[begin THE INPUT]
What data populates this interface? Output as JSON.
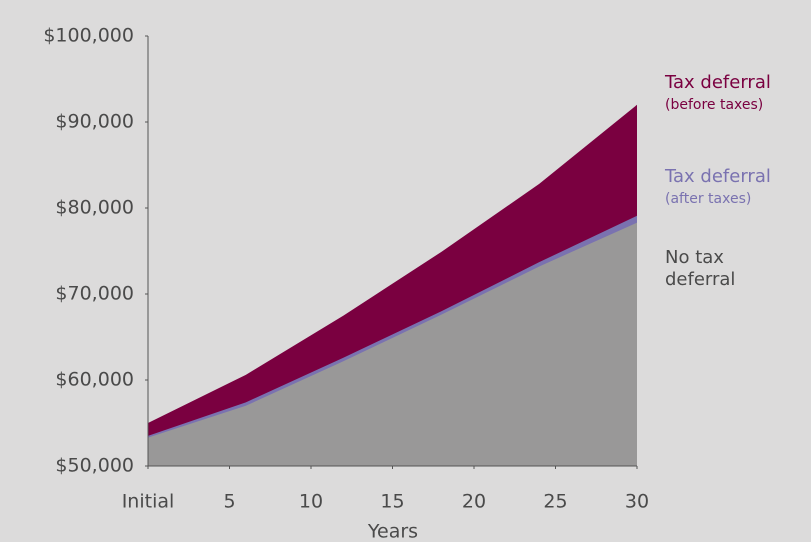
{
  "chart_data": {
    "type": "area",
    "x_label": "Years",
    "x": [
      0,
      6,
      12,
      18,
      24,
      30
    ],
    "xlim": [
      0,
      30
    ],
    "xticks": [
      {
        "value": 0,
        "label": "Initial"
      },
      5,
      10,
      15,
      20,
      25,
      30
    ],
    "ylim": [
      50000,
      100000
    ],
    "yticks": [
      {
        "value": 50000,
        "label": "$50,000"
      },
      {
        "value": 60000,
        "label": "$60,000"
      },
      {
        "value": 70000,
        "label": "$70,000"
      },
      {
        "value": 80000,
        "label": "$80,000"
      },
      {
        "value": 90000,
        "label": "$90,000"
      },
      {
        "value": 100000,
        "label": "$100,000"
      }
    ],
    "grid": false,
    "series": [
      {
        "name": "Tax deferral",
        "note": "(before taxes)",
        "color": "#7a0040",
        "values": [
          55000,
          60600,
          67500,
          74900,
          82800,
          92000
        ]
      },
      {
        "name": "Tax deferral",
        "note": "(after taxes)",
        "color": "#7a72b0",
        "values": [
          53500,
          57400,
          62600,
          68000,
          73700,
          79100
        ]
      },
      {
        "name": "No tax deferral",
        "color": "#999898",
        "values": [
          53300,
          57000,
          62200,
          67600,
          73200,
          78300
        ]
      }
    ]
  }
}
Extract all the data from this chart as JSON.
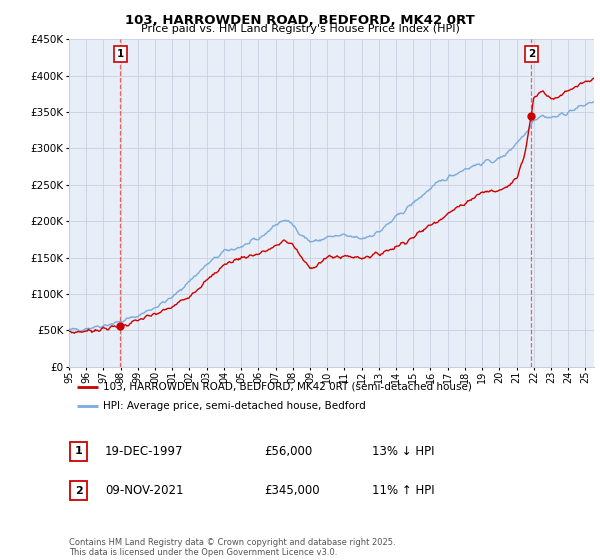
{
  "title": "103, HARROWDEN ROAD, BEDFORD, MK42 0RT",
  "subtitle": "Price paid vs. HM Land Registry's House Price Index (HPI)",
  "legend_line1": "103, HARROWDEN ROAD, BEDFORD, MK42 0RT (semi-detached house)",
  "legend_line2": "HPI: Average price, semi-detached house, Bedford",
  "footer": "Contains HM Land Registry data © Crown copyright and database right 2025.\nThis data is licensed under the Open Government Licence v3.0.",
  "sale1_label": "1",
  "sale1_date": "19-DEC-1997",
  "sale1_price": "£56,000",
  "sale1_hpi": "13% ↓ HPI",
  "sale2_label": "2",
  "sale2_date": "09-NOV-2021",
  "sale2_price": "£345,000",
  "sale2_hpi": "11% ↑ HPI",
  "sale1_year": 1997.97,
  "sale1_value": 56000,
  "sale2_year": 2021.86,
  "sale2_value": 345000,
  "red_color": "#cc0000",
  "blue_color": "#7aaadd",
  "dashed_color": "#dd4444",
  "chart_bg": "#e8eef8",
  "bg_color": "#ffffff",
  "grid_color": "#c8d0e0",
  "ylim": [
    0,
    450000
  ],
  "xlim_start": 1995,
  "xlim_end": 2025.5,
  "yticks": [
    0,
    50000,
    100000,
    150000,
    200000,
    250000,
    300000,
    350000,
    400000,
    450000
  ],
  "ytick_labels": [
    "£0",
    "£50K",
    "£100K",
    "£150K",
    "£200K",
    "£250K",
    "£300K",
    "£350K",
    "£400K",
    "£450K"
  ]
}
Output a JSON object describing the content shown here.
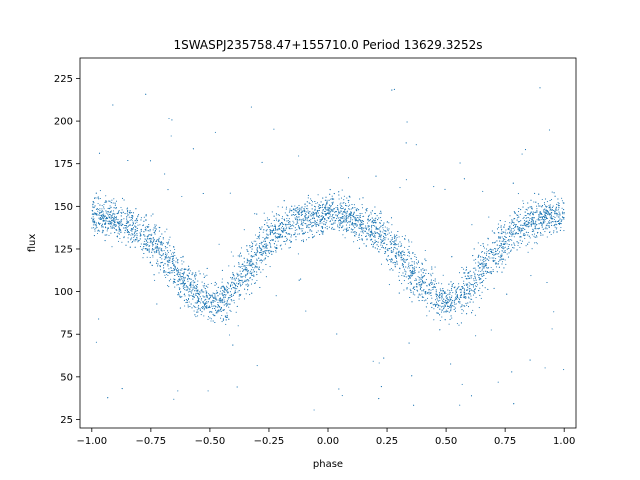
{
  "chart_data": {
    "type": "scatter",
    "title": "1SWASPJ235758.47+155710.0 Period 13629.3252s",
    "xlabel": "phase",
    "ylabel": "flux",
    "xlim": [
      -1.05,
      1.05
    ],
    "ylim": [
      20,
      237
    ],
    "grid": false,
    "legend": "none",
    "point_color": "#1f77b4",
    "x_ticks": [
      -1.0,
      -0.75,
      -0.5,
      -0.25,
      0.0,
      0.25,
      0.5,
      0.75,
      1.0
    ],
    "x_tick_labels": [
      "−1.00",
      "−0.75",
      "−0.50",
      "−0.25",
      "0.00",
      "0.25",
      "0.50",
      "0.75",
      "1.00"
    ],
    "y_ticks": [
      25,
      50,
      75,
      100,
      125,
      150,
      175,
      200,
      225
    ],
    "y_tick_labels": [
      "25",
      "50",
      "75",
      "100",
      "125",
      "150",
      "175",
      "200",
      "225"
    ],
    "series": [
      {
        "x": [
          -1.0,
          -0.95,
          -0.9,
          -0.85,
          -0.8,
          -0.75,
          -0.7,
          -0.65,
          -0.6,
          -0.55,
          -0.5,
          -0.45,
          -0.4,
          -0.35,
          -0.3,
          -0.25,
          -0.2,
          -0.15,
          -0.1,
          -0.05,
          0.0,
          0.05,
          0.1,
          0.15,
          0.2,
          0.25,
          0.3,
          0.35,
          0.4,
          0.45,
          0.5,
          0.55,
          0.6,
          0.65,
          0.7,
          0.75,
          0.8,
          0.85,
          0.9,
          0.95,
          1.0
        ],
        "y": [
          145,
          144,
          142,
          139,
          135,
          130,
          123,
          114,
          105,
          97,
          93,
          95,
          102,
          112,
          122,
          130,
          136,
          140,
          143,
          144,
          145,
          144,
          142,
          139,
          135,
          130,
          123,
          114,
          105,
          97,
          93,
          95,
          102,
          112,
          122,
          130,
          136,
          140,
          143,
          144,
          145
        ]
      }
    ]
  }
}
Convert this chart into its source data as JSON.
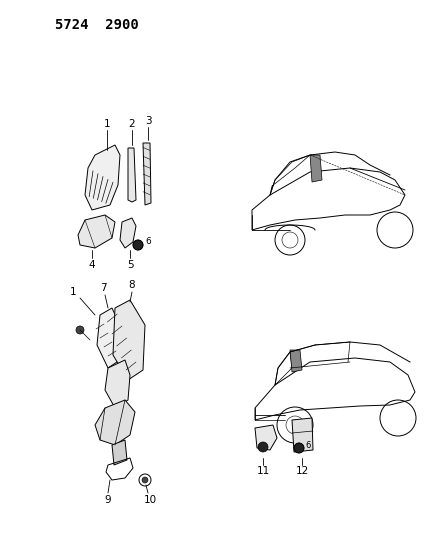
{
  "title": "5724  2900",
  "bg_color": "#ffffff",
  "line_color": "#000000",
  "figsize": [
    4.29,
    5.33
  ],
  "dpi": 100
}
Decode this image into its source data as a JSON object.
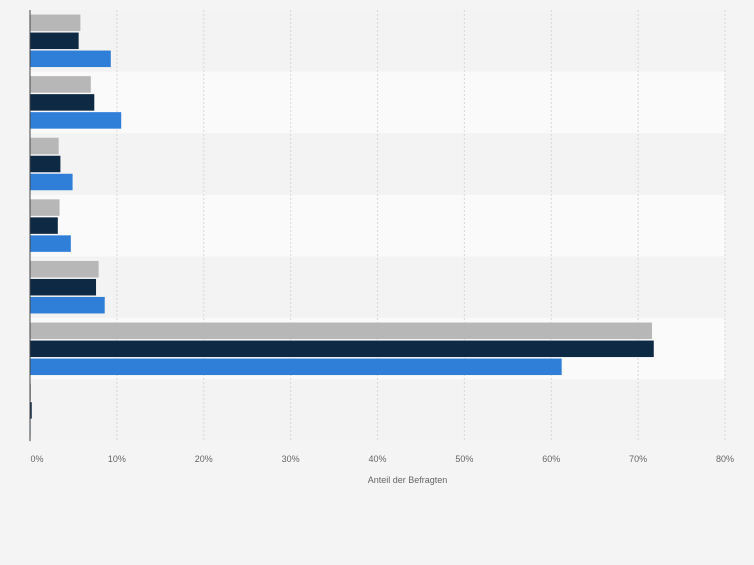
{
  "chart_data": {
    "type": "bar",
    "orientation": "horizontal",
    "title": "",
    "xlabel": "Anteil der Befragten",
    "ylabel": "",
    "categories": [
      "",
      "",
      "",
      "",
      "",
      "",
      ""
    ],
    "series": [
      {
        "color": "#b7b7b7",
        "values": [
          5.8,
          7.0,
          3.3,
          3.4,
          7.9,
          71.6,
          0.1
        ]
      },
      {
        "color": "#0e2944",
        "values": [
          5.6,
          7.4,
          3.5,
          3.2,
          7.6,
          71.8,
          0.2
        ]
      },
      {
        "color": "#2f7ed8",
        "values": [
          9.3,
          10.5,
          4.9,
          4.7,
          8.6,
          61.2,
          0.0
        ]
      }
    ],
    "xlim": [
      0,
      80
    ],
    "xticks": [
      "0%",
      "10%",
      "20%",
      "30%",
      "40%",
      "50%",
      "60%",
      "70%",
      "80%"
    ],
    "grid": true,
    "legend": "none",
    "colors": {
      "background": "#f4f4f4",
      "band_light": "#fafafa",
      "band_dark": "#f3f3f3",
      "grid": "#d8d8d8",
      "axis": "#444444"
    }
  }
}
[end THE INPUT]
INSTRUCTION:
Write out every entry again word for word, without any of the pictures.

ANSWER TO THIS PROBLEM:
What data populates this interface? Output as JSON.
{
  "chart_data": {
    "type": "area",
    "x_label": "Years",
    "x": [
      0,
      6,
      12,
      18,
      24,
      30
    ],
    "xlim": [
      0,
      30
    ],
    "xticks": [
      {
        "value": 0,
        "label": "Initial"
      },
      5,
      10,
      15,
      20,
      25,
      30
    ],
    "ylim": [
      50000,
      100000
    ],
    "yticks": [
      {
        "value": 50000,
        "label": "$50,000"
      },
      {
        "value": 60000,
        "label": "$60,000"
      },
      {
        "value": 70000,
        "label": "$70,000"
      },
      {
        "value": 80000,
        "label": "$80,000"
      },
      {
        "value": 90000,
        "label": "$90,000"
      },
      {
        "value": 100000,
        "label": "$100,000"
      }
    ],
    "grid": false,
    "series": [
      {
        "name": "Tax deferral",
        "note": "(before taxes)",
        "color": "#7a0040",
        "values": [
          55000,
          60600,
          67500,
          74900,
          82800,
          92000
        ]
      },
      {
        "name": "Tax deferral",
        "note": "(after taxes)",
        "color": "#7a72b0",
        "values": [
          53500,
          57400,
          62600,
          68000,
          73700,
          79100
        ]
      },
      {
        "name": "No tax deferral",
        "color": "#999898",
        "values": [
          53300,
          57000,
          62200,
          67600,
          73200,
          78300
        ]
      }
    ]
  }
}
Extract all the data from this chart as JSON.
{
  "title": "103, HARROWDEN ROAD, BEDFORD, MK42 0RT",
  "subtitle": "Price paid vs. HM Land Registry's House Price Index (HPI)",
  "legend_line1": "103, HARROWDEN ROAD, BEDFORD, MK42 0RT (semi-detached house)",
  "legend_line2": "HPI: Average price, semi-detached house, Bedford",
  "footer": "Contains HM Land Registry data © Crown copyright and database right 2025.\nThis data is licensed under the Open Government Licence v3.0.",
  "sale1_label": "1",
  "sale1_date": "19-DEC-1997",
  "sale1_price": "£56,000",
  "sale1_hpi": "13% ↓ HPI",
  "sale2_label": "2",
  "sale2_date": "09-NOV-2021",
  "sale2_price": "£345,000",
  "sale2_hpi": "11% ↑ HPI",
  "sale1_year": 1997.97,
  "sale1_value": 56000,
  "sale2_year": 2021.86,
  "sale2_value": 345000,
  "red_color": "#cc0000",
  "blue_color": "#7aaadd",
  "dashed_color": "#dd4444",
  "chart_bg": "#e8eef8",
  "bg_color": "#ffffff",
  "grid_color": "#c8d0e0",
  "ylim": [
    0,
    450000
  ],
  "xlim_start": 1995,
  "xlim_end": 2025.5,
  "yticks": [
    0,
    50000,
    100000,
    150000,
    200000,
    250000,
    300000,
    350000,
    400000,
    450000
  ],
  "ytick_labels": [
    "£0",
    "£50K",
    "£100K",
    "£150K",
    "£200K",
    "£250K",
    "£300K",
    "£350K",
    "£400K",
    "£450K"
  ]
}
Output a JSON object describing the content shown here.
{
  "chart_data": {
    "type": "scatter",
    "title": "1SWASPJ235758.47+155710.0 Period 13629.3252s",
    "xlabel": "phase",
    "ylabel": "flux",
    "xlim": [
      -1.05,
      1.05
    ],
    "ylim": [
      20,
      237
    ],
    "grid": false,
    "legend": "none",
    "point_color": "#1f77b4",
    "x_ticks": [
      -1.0,
      -0.75,
      -0.5,
      -0.25,
      0.0,
      0.25,
      0.5,
      0.75,
      1.0
    ],
    "x_tick_labels": [
      "−1.00",
      "−0.75",
      "−0.50",
      "−0.25",
      "0.00",
      "0.25",
      "0.50",
      "0.75",
      "1.00"
    ],
    "y_ticks": [
      25,
      50,
      75,
      100,
      125,
      150,
      175,
      200,
      225
    ],
    "y_tick_labels": [
      "25",
      "50",
      "75",
      "100",
      "125",
      "150",
      "175",
      "200",
      "225"
    ],
    "series": [
      {
        "x": [
          -1.0,
          -0.95,
          -0.9,
          -0.85,
          -0.8,
          -0.75,
          -0.7,
          -0.65,
          -0.6,
          -0.55,
          -0.5,
          -0.45,
          -0.4,
          -0.35,
          -0.3,
          -0.25,
          -0.2,
          -0.15,
          -0.1,
          -0.05,
          0.0,
          0.05,
          0.1,
          0.15,
          0.2,
          0.25,
          0.3,
          0.35,
          0.4,
          0.45,
          0.5,
          0.55,
          0.6,
          0.65,
          0.7,
          0.75,
          0.8,
          0.85,
          0.9,
          0.95,
          1.0
        ],
        "y": [
          145,
          144,
          142,
          139,
          135,
          130,
          123,
          114,
          105,
          97,
          93,
          95,
          102,
          112,
          122,
          130,
          136,
          140,
          143,
          144,
          145,
          144,
          142,
          139,
          135,
          130,
          123,
          114,
          105,
          97,
          93,
          95,
          102,
          112,
          122,
          130,
          136,
          140,
          143,
          144,
          145
        ]
      }
    ]
  }
}
Convert this chart into its source data as JSON.
{
  "title": "5724  2900",
  "bg_color": "#ffffff",
  "line_color": "#000000",
  "figsize": [
    4.29,
    5.33
  ],
  "dpi": 100
}
Decode this image into its source data as a JSON object.
{
  "chart_data": {
    "type": "bar",
    "orientation": "horizontal",
    "title": "",
    "xlabel": "Anteil der Befragten",
    "ylabel": "",
    "categories": [
      "",
      "",
      "",
      "",
      "",
      "",
      ""
    ],
    "series": [
      {
        "color": "#b7b7b7",
        "values": [
          5.8,
          7.0,
          3.3,
          3.4,
          7.9,
          71.6,
          0.1
        ]
      },
      {
        "color": "#0e2944",
        "values": [
          5.6,
          7.4,
          3.5,
          3.2,
          7.6,
          71.8,
          0.2
        ]
      },
      {
        "color": "#2f7ed8",
        "values": [
          9.3,
          10.5,
          4.9,
          4.7,
          8.6,
          61.2,
          0.0
        ]
      }
    ],
    "xlim": [
      0,
      80
    ],
    "xticks": [
      "0%",
      "10%",
      "20%",
      "30%",
      "40%",
      "50%",
      "60%",
      "70%",
      "80%"
    ],
    "grid": true,
    "legend": "none",
    "colors": {
      "background": "#f4f4f4",
      "band_light": "#fafafa",
      "band_dark": "#f3f3f3",
      "grid": "#d8d8d8",
      "axis": "#444444"
    }
  }
}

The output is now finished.